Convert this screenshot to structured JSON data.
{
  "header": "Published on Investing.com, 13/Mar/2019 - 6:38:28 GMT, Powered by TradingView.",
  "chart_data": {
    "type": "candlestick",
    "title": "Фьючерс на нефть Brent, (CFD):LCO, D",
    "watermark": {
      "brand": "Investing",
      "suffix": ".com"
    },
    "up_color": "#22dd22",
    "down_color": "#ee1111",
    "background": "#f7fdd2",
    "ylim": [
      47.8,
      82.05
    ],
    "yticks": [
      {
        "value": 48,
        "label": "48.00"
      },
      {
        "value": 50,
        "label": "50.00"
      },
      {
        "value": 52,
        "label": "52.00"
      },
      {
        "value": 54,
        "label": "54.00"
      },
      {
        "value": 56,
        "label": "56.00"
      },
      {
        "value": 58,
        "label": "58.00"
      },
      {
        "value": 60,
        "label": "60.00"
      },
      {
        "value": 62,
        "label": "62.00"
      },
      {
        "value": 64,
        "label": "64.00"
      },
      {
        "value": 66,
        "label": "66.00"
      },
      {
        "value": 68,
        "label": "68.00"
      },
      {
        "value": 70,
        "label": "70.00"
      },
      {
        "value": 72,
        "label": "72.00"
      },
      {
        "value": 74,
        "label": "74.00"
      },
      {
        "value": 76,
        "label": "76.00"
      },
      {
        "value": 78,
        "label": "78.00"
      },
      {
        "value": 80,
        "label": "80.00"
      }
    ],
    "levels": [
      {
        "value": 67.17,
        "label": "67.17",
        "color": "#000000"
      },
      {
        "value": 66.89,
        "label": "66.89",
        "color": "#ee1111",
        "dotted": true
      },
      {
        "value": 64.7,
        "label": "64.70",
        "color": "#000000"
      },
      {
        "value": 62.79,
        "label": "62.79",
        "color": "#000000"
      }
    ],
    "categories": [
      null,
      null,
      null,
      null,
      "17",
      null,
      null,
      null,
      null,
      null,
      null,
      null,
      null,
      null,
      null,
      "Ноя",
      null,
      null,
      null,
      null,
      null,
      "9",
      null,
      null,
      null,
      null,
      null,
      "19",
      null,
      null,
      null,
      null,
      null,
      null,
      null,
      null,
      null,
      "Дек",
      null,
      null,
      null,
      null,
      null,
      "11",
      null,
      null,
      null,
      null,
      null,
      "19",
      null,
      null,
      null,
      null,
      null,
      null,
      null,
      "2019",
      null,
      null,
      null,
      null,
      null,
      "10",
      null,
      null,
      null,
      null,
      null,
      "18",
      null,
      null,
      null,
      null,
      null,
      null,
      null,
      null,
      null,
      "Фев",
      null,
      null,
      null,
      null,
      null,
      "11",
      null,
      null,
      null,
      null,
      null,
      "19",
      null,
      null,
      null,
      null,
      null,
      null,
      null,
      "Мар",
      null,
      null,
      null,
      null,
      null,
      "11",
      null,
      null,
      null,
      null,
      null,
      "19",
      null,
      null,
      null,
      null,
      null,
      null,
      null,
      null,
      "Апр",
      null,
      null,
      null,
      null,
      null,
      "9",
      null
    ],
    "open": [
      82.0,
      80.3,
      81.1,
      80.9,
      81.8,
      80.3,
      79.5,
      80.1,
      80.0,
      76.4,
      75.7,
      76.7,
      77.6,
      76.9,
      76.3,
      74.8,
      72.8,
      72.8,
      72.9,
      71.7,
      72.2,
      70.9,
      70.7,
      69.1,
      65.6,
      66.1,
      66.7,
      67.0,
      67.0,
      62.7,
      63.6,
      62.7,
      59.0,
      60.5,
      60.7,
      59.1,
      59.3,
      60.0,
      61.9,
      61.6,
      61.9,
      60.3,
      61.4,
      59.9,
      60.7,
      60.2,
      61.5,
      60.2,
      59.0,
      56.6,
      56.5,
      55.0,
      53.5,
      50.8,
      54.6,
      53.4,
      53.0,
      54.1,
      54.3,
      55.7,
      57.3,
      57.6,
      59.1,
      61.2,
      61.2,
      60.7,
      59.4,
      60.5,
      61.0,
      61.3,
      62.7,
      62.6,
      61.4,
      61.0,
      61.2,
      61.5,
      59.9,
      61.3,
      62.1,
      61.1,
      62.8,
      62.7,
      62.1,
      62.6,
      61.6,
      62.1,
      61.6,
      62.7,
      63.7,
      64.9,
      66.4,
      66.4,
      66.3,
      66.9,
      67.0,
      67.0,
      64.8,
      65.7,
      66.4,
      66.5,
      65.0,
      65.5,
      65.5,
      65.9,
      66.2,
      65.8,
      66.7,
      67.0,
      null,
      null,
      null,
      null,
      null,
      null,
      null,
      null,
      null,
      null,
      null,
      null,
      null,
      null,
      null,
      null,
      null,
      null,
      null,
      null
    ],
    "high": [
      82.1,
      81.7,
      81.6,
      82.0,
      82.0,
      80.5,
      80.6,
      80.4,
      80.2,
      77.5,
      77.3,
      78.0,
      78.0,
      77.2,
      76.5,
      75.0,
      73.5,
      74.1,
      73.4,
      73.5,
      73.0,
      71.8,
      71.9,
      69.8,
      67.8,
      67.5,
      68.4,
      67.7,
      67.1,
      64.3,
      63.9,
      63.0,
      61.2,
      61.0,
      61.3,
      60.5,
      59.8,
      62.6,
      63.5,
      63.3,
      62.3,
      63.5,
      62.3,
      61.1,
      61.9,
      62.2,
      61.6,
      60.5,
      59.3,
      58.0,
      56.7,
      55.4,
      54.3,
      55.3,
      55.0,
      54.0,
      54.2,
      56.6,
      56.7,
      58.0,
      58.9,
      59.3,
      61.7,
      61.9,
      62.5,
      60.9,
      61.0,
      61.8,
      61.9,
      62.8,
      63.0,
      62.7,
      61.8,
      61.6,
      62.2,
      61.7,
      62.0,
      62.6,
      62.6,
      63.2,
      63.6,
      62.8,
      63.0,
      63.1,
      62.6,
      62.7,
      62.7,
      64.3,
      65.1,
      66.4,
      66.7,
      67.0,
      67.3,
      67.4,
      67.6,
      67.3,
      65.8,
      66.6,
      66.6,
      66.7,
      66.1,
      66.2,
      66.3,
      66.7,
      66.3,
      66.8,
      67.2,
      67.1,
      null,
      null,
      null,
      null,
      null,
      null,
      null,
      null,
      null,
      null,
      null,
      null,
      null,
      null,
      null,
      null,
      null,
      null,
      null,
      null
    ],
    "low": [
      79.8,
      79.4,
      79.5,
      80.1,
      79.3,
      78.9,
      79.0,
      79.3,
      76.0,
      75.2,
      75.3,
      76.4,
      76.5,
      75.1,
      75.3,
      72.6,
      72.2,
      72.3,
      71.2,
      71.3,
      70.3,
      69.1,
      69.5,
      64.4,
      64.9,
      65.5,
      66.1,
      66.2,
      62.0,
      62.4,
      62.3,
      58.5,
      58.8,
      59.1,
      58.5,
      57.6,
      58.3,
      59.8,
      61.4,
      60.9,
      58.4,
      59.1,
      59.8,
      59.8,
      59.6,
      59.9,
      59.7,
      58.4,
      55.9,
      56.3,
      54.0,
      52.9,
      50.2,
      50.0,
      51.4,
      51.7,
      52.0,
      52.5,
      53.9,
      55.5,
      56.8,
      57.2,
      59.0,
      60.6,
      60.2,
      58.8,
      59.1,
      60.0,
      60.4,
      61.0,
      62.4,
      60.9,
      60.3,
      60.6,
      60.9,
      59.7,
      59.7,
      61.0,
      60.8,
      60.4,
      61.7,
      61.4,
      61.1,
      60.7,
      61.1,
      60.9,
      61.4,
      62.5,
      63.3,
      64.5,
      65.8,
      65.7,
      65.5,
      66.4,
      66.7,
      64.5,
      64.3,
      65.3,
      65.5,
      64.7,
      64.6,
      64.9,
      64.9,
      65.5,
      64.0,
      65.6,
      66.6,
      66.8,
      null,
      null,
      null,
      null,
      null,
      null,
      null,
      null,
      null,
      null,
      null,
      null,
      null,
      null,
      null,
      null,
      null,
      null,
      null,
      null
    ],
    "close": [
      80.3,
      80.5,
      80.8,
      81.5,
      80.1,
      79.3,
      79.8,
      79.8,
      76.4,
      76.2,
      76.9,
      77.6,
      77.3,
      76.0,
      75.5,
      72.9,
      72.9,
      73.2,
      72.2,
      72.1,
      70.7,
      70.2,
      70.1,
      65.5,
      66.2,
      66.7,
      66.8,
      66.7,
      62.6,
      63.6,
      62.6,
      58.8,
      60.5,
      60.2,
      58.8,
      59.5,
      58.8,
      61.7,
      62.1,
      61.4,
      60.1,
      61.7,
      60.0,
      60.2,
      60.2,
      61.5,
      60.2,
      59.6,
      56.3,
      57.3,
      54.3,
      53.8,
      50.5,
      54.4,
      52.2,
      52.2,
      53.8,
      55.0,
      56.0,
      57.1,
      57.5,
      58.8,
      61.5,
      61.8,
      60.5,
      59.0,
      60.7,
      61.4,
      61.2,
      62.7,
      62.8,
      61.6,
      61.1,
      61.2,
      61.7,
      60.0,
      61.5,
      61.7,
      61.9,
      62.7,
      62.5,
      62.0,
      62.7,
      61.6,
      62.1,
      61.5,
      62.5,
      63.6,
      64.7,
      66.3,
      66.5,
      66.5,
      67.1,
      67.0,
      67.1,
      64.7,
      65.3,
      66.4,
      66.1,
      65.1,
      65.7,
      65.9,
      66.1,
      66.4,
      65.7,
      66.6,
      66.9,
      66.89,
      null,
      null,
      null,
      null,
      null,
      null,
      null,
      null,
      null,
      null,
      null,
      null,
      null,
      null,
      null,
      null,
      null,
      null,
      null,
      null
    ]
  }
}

====

▸ THE EXERCISE:
State only the count of lines above that hold the string "Investing".

▸ COMPLETED EXERCISE:
2